Directions: Find every line in the records below that holds the word "this", and copy it out.

Given data:
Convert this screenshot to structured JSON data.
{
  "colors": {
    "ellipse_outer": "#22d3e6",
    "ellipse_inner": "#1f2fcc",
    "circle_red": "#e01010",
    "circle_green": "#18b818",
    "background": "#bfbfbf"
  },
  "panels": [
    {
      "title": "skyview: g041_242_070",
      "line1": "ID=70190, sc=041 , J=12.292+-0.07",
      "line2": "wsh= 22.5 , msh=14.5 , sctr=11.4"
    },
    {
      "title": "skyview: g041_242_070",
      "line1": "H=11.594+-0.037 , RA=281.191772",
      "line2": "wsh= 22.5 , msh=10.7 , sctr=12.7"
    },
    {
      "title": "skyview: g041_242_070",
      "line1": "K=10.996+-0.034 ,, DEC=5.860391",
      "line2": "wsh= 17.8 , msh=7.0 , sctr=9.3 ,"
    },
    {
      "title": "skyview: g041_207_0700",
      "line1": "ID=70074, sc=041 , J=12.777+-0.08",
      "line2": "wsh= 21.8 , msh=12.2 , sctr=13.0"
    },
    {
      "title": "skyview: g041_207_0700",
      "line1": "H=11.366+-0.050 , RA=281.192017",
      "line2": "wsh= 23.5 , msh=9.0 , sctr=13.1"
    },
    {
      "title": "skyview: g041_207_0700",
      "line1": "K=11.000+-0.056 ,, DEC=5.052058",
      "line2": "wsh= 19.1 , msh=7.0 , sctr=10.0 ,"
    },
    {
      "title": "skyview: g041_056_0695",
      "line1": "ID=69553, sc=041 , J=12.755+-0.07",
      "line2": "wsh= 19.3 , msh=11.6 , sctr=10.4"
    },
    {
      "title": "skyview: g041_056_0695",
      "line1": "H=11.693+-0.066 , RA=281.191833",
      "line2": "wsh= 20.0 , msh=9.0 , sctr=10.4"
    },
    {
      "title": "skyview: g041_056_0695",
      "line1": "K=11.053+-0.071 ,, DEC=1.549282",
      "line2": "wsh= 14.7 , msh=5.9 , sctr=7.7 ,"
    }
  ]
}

---

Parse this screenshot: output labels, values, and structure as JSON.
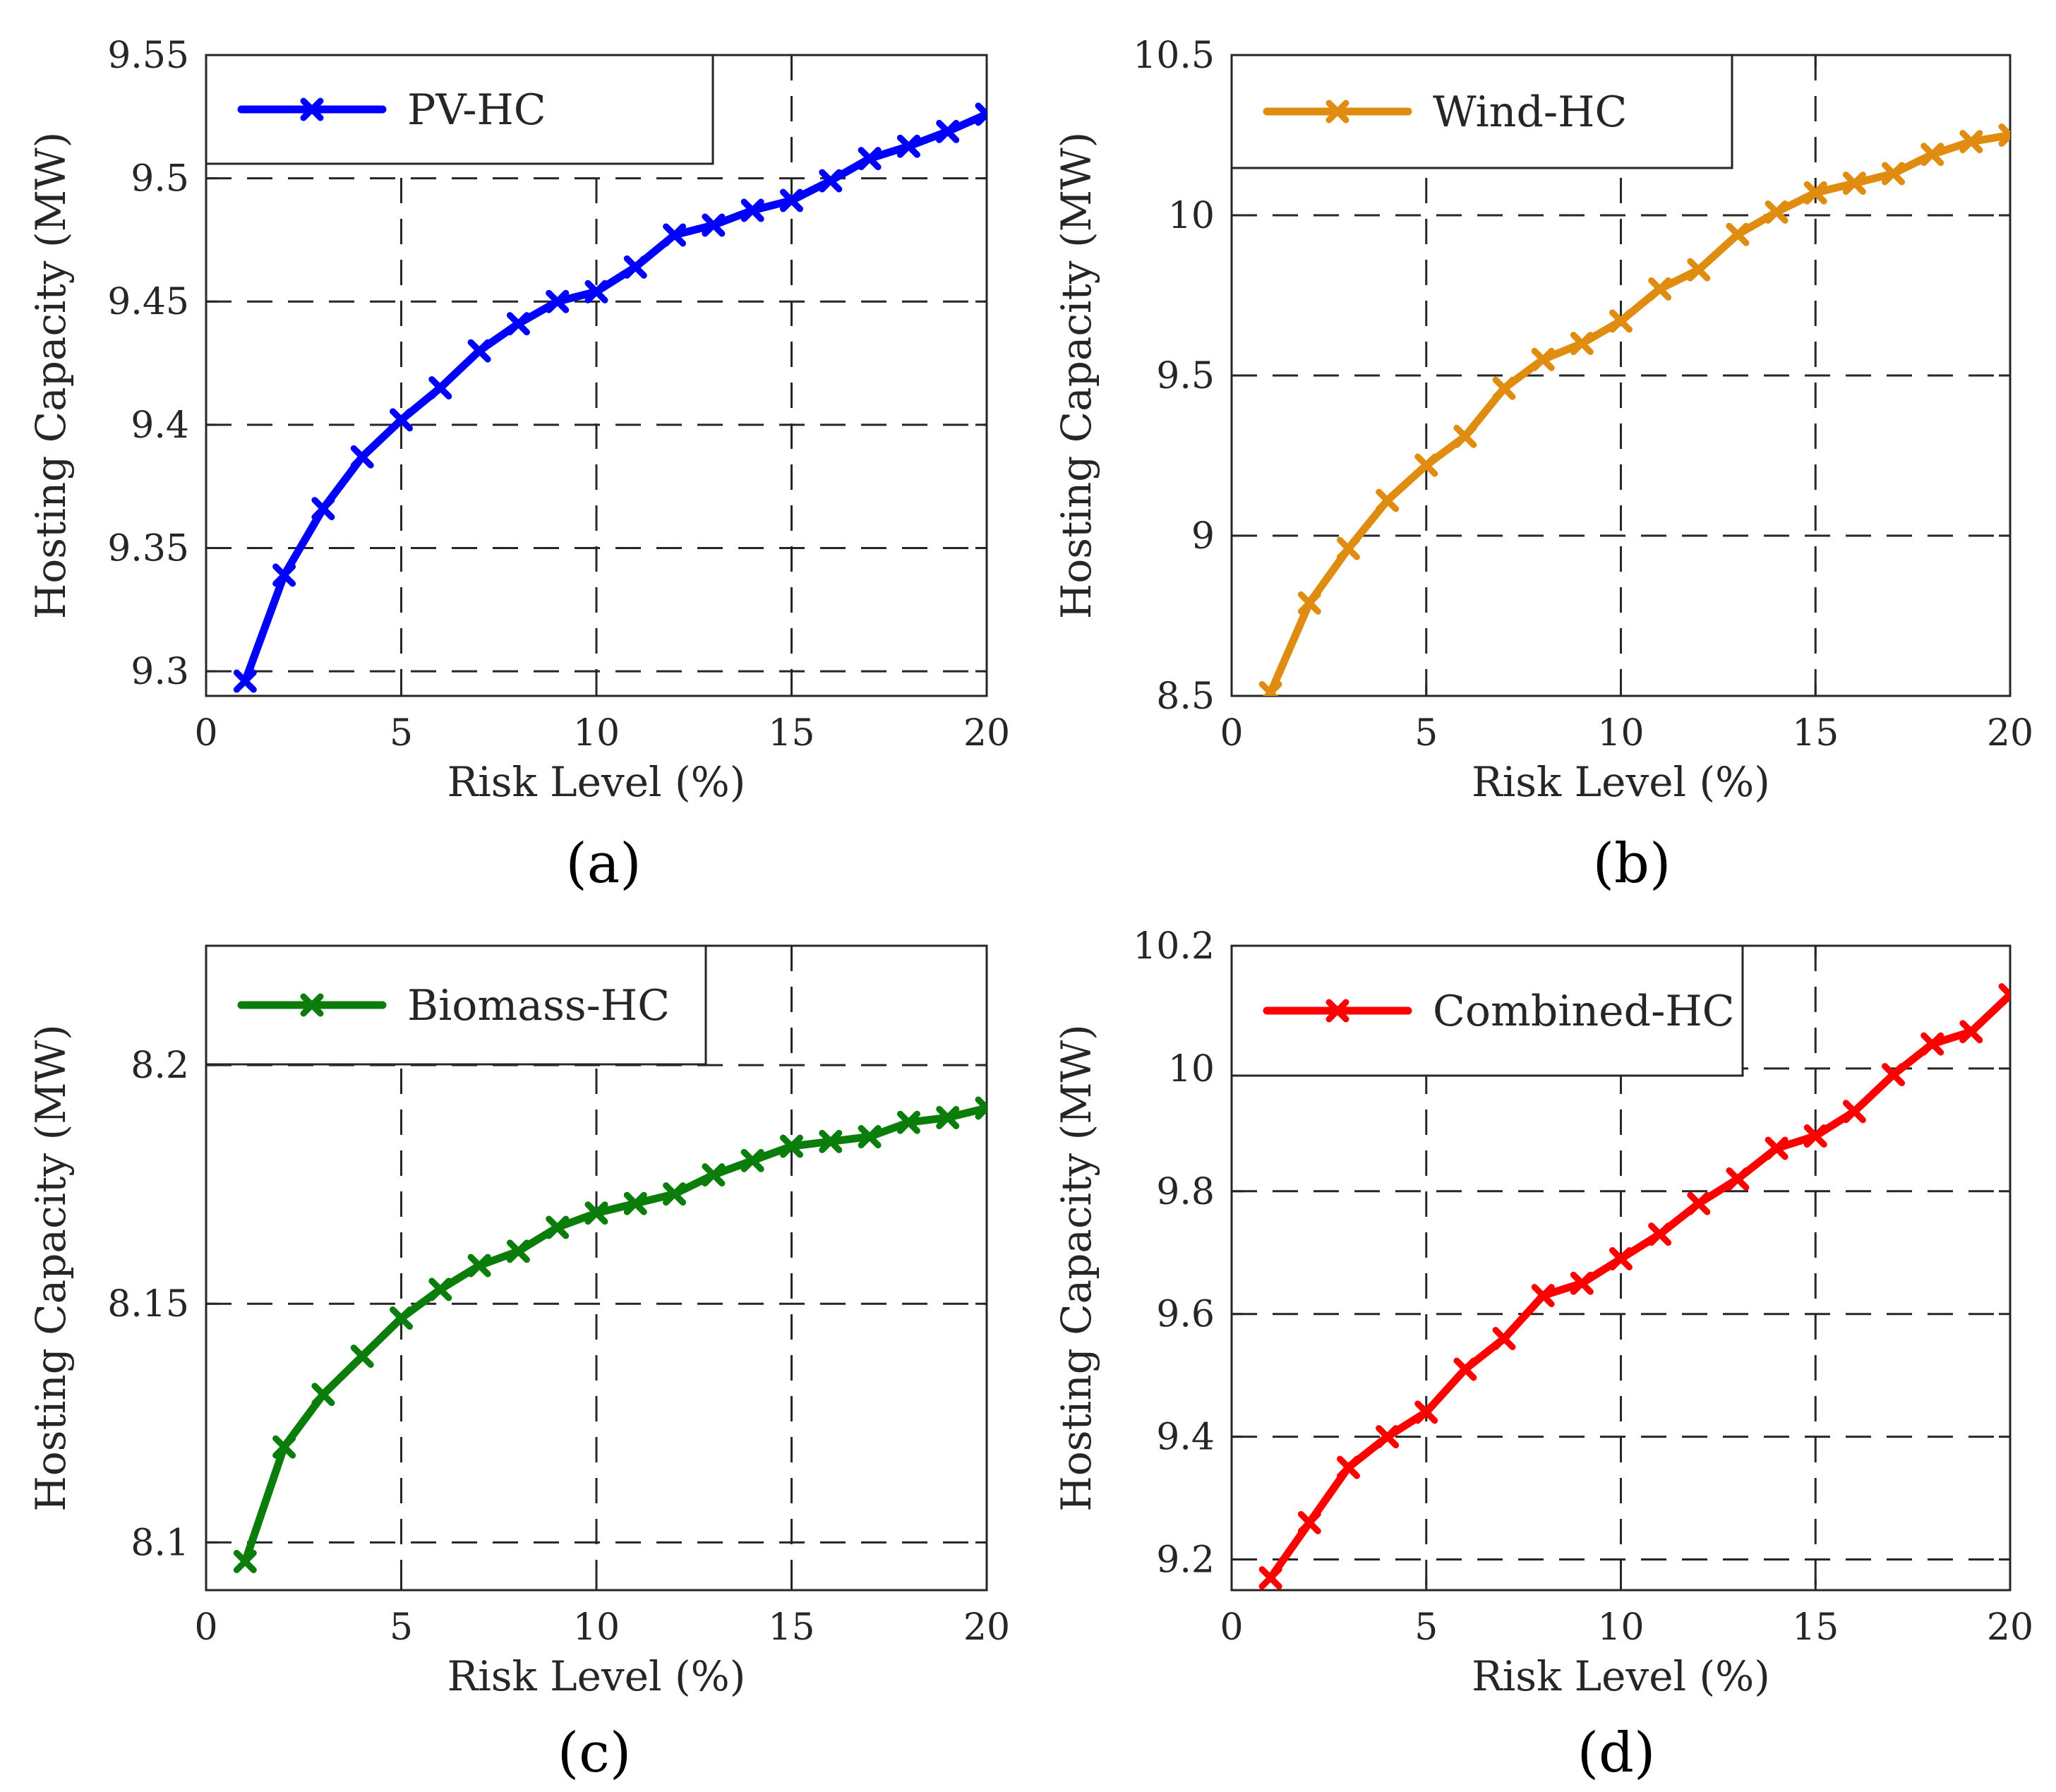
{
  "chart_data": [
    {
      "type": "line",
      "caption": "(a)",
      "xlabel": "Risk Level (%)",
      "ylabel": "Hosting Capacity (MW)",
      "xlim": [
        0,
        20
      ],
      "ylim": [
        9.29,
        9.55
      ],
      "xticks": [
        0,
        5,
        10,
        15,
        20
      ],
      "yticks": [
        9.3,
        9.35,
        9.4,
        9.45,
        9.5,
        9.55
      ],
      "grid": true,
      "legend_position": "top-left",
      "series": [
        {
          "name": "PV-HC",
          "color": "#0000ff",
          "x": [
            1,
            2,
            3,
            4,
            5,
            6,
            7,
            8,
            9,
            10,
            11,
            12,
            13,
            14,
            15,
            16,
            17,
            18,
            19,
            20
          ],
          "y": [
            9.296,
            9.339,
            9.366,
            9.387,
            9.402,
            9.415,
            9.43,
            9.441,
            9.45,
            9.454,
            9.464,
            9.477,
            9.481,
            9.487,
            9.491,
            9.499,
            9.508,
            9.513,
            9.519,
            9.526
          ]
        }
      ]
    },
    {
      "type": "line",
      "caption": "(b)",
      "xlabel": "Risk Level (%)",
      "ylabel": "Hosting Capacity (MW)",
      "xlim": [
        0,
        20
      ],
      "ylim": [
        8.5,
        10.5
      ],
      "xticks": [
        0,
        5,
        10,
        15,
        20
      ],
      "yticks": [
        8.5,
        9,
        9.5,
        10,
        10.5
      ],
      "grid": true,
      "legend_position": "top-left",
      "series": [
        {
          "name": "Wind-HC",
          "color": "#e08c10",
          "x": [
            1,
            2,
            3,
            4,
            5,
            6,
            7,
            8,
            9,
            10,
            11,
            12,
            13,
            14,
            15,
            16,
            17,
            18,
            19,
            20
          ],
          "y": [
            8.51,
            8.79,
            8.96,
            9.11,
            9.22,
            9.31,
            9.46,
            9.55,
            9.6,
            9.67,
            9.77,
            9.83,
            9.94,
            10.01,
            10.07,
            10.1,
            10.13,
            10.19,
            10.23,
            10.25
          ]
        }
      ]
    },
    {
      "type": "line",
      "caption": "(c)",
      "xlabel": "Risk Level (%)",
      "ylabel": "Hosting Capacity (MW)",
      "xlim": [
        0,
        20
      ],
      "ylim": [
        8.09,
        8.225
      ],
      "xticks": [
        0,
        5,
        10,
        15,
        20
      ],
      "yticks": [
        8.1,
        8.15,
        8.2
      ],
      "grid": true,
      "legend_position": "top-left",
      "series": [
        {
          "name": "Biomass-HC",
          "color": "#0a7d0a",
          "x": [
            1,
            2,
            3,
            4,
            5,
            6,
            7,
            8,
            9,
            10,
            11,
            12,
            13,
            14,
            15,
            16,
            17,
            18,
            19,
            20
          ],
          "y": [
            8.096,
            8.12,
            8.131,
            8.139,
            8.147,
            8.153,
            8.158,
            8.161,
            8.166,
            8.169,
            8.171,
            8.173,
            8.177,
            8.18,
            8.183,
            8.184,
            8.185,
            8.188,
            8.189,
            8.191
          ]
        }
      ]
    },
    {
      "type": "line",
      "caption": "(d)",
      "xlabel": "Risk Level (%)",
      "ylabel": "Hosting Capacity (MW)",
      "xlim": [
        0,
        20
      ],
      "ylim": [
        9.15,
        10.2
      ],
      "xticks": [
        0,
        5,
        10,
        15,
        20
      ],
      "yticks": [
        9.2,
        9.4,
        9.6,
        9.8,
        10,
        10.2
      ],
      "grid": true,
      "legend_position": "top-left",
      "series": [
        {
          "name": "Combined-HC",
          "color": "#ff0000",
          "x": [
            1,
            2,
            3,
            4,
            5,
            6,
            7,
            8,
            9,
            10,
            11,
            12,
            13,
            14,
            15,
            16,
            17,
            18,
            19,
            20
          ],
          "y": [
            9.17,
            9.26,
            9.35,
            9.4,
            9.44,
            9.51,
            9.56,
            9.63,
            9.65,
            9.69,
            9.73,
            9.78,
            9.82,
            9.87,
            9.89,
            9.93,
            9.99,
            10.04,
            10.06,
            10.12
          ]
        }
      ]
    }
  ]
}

Answer:
Convert this screenshot to structured JSON data.
Parse this screenshot: output labels, values, and structure as JSON.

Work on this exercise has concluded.